§ WHAT YOU ARE ASKED TO DO: Copy all lines in which the word "means" can be found.

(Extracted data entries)
● ● ● ● ● ● ●

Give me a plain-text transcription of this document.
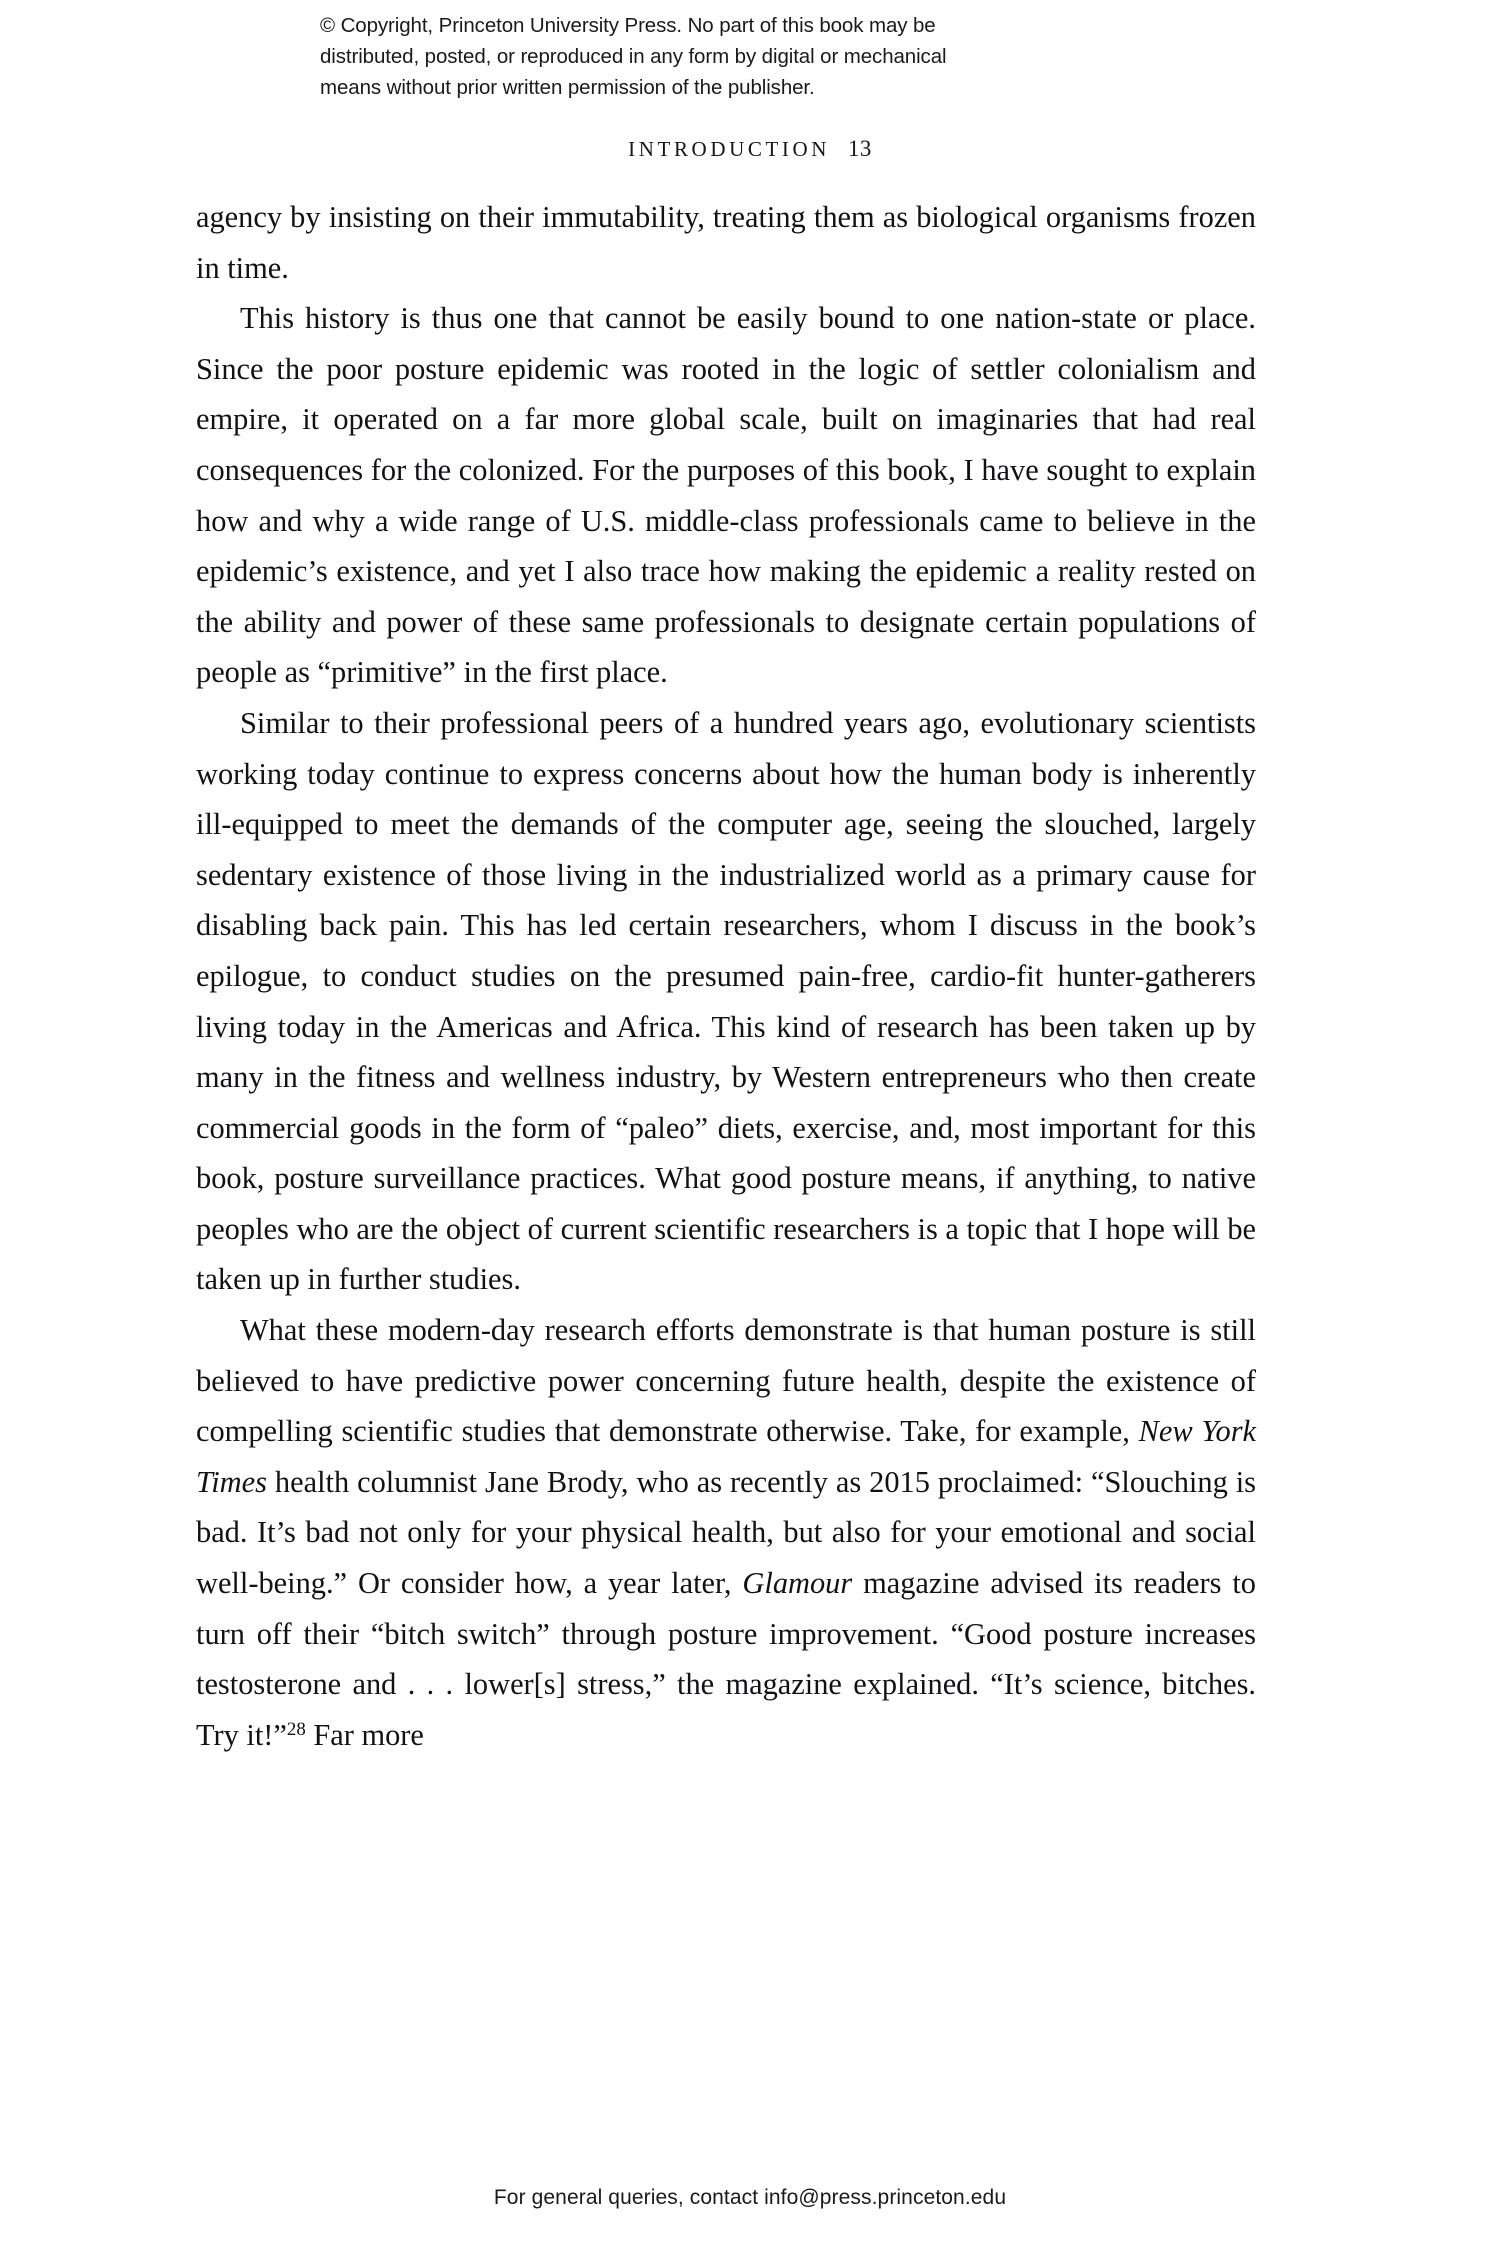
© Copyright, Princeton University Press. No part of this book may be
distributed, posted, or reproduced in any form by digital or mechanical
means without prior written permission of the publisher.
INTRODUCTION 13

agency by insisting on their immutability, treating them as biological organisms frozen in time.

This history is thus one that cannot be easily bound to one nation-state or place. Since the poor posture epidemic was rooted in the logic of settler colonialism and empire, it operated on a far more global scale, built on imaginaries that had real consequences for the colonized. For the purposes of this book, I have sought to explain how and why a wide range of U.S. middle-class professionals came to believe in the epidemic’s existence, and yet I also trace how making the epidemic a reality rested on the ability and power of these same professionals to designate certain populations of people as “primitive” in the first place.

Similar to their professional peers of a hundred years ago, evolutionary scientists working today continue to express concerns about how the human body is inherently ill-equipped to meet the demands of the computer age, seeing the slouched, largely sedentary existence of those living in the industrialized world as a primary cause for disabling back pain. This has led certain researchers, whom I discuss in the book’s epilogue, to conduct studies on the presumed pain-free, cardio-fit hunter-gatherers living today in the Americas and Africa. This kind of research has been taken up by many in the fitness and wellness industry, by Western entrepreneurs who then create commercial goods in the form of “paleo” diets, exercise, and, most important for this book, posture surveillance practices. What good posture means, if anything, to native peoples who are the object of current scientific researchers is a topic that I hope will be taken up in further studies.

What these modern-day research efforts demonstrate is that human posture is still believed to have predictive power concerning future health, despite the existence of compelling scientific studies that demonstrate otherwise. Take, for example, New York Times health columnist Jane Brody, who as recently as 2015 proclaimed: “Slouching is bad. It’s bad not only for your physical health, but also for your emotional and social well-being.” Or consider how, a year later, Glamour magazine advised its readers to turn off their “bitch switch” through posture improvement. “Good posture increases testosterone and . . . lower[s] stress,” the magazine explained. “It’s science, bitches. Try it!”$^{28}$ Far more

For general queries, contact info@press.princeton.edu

● ● ● ● ● ● ●

§ TASK RESULT:
means without prior written permission of the publisher.
Similar to their professional peers of a hundred years ago, evolutionary scientists working today continue to express concerns about how the human body is inherently ill-equipped to meet the demands of the computer age, seeing the slouched, largely sedentary existence of those living in the industrialized world as a primary cause for disabling back pain. This has led certain researchers, whom I discuss in the book’s epilogue, to conduct studies on the presumed pain-free, cardio-fit hunter-gatherers living today in the Americas and Africa. This kind of research has been taken up by many in the fitness and wellness industry, by Western entrepreneurs who then create commercial goods in the form of “paleo” diets, exercise, and, most important for this book, posture surveillance practices. What good posture means, if anything, to native peoples who are the object of current scientific researchers is a topic that I hope will be taken up in further studies.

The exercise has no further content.